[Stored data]
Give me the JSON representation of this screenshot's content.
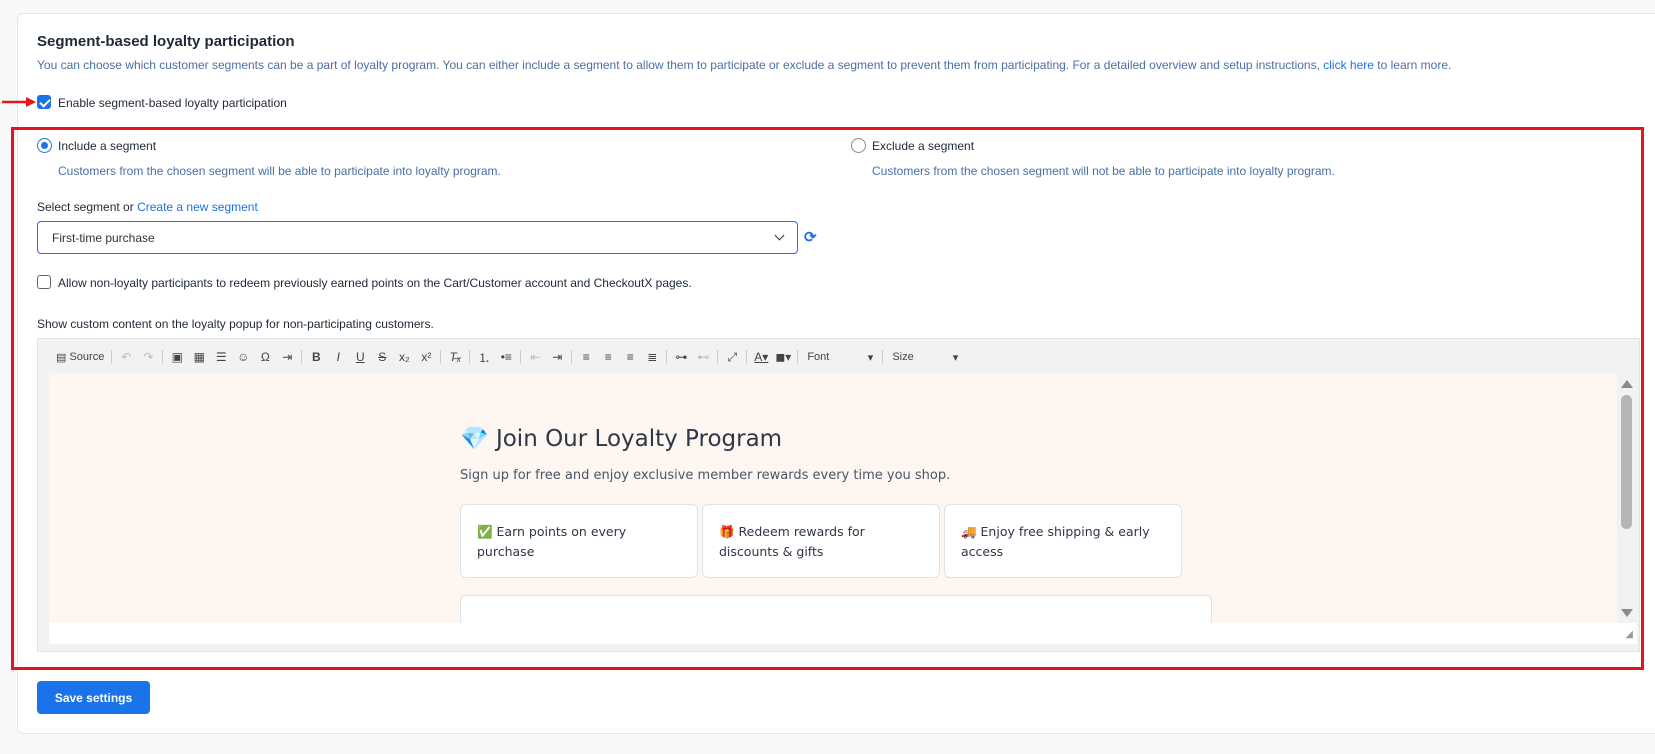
{
  "section": {
    "title": "Segment-based loyalty participation",
    "description_pre": "You can choose which customer segments can be a part of loyalty program. You can either include a segment to allow them to participate or exclude a segment to prevent them from participating. For a detailed overview and setup instructions, ",
    "description_link": "click here",
    "description_post": " to learn more."
  },
  "enable": {
    "label": "Enable segment-based loyalty participation",
    "checked": true
  },
  "include": {
    "label": "Include a segment",
    "help": "Customers from the chosen segment will be able to participate into loyalty program.",
    "selected": true
  },
  "exclude": {
    "label": "Exclude a segment",
    "help": "Customers from the chosen segment will not be able to participate into loyalty program.",
    "selected": false
  },
  "segment": {
    "label": "Select segment or ",
    "create_link": "Create a new segment",
    "value": "First-time purchase"
  },
  "allow_redeem": {
    "label": "Allow non-loyalty participants to redeem previously earned points on the Cart/Customer account and CheckoutX pages.",
    "checked": false
  },
  "custom_content": {
    "label": "Show custom content on the loyalty popup for non-participating customers."
  },
  "toolbar": {
    "source": "Source",
    "font": "Font",
    "size": "Size"
  },
  "promo": {
    "title": "💎 Join Our Loyalty Program",
    "subtitle": "Sign up for free and enjoy exclusive member rewards every time you shop.",
    "benefits": [
      "✅ Earn points on every purchase",
      "🎁 Redeem rewards for discounts & gifts",
      "🚚 Enjoy free shipping & early access"
    ]
  },
  "save_button": "Save settings",
  "colors": {
    "accent": "#1a73e8",
    "highlight": "#e8141c",
    "editor_bg": "#fef6f0"
  }
}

◆ Required task
Leave the pictures out and print the records above exactly as they stand.

◆ Exercise result
Give me the JSON representation of this screenshot's content.
{
  "section": {
    "title": "Segment-based loyalty participation",
    "description_pre": "You can choose which customer segments can be a part of loyalty program. You can either include a segment to allow them to participate or exclude a segment to prevent them from participating. For a detailed overview and setup instructions, ",
    "description_link": "click here",
    "description_post": " to learn more."
  },
  "enable": {
    "label": "Enable segment-based loyalty participation",
    "checked": true
  },
  "include": {
    "label": "Include a segment",
    "help": "Customers from the chosen segment will be able to participate into loyalty program.",
    "selected": true
  },
  "exclude": {
    "label": "Exclude a segment",
    "help": "Customers from the chosen segment will not be able to participate into loyalty program.",
    "selected": false
  },
  "segment": {
    "label": "Select segment or ",
    "create_link": "Create a new segment",
    "value": "First-time purchase"
  },
  "allow_redeem": {
    "label": "Allow non-loyalty participants to redeem previously earned points on the Cart/Customer account and CheckoutX pages.",
    "checked": false
  },
  "custom_content": {
    "label": "Show custom content on the loyalty popup for non-participating customers."
  },
  "toolbar": {
    "source": "Source",
    "font": "Font",
    "size": "Size"
  },
  "promo": {
    "title": "💎 Join Our Loyalty Program",
    "subtitle": "Sign up for free and enjoy exclusive member rewards every time you shop.",
    "benefits": [
      "✅ Earn points on every purchase",
      "🎁 Redeem rewards for discounts & gifts",
      "🚚 Enjoy free shipping & early access"
    ]
  },
  "save_button": "Save settings",
  "colors": {
    "accent": "#1a73e8",
    "highlight": "#e8141c",
    "editor_bg": "#fef6f0"
  }
}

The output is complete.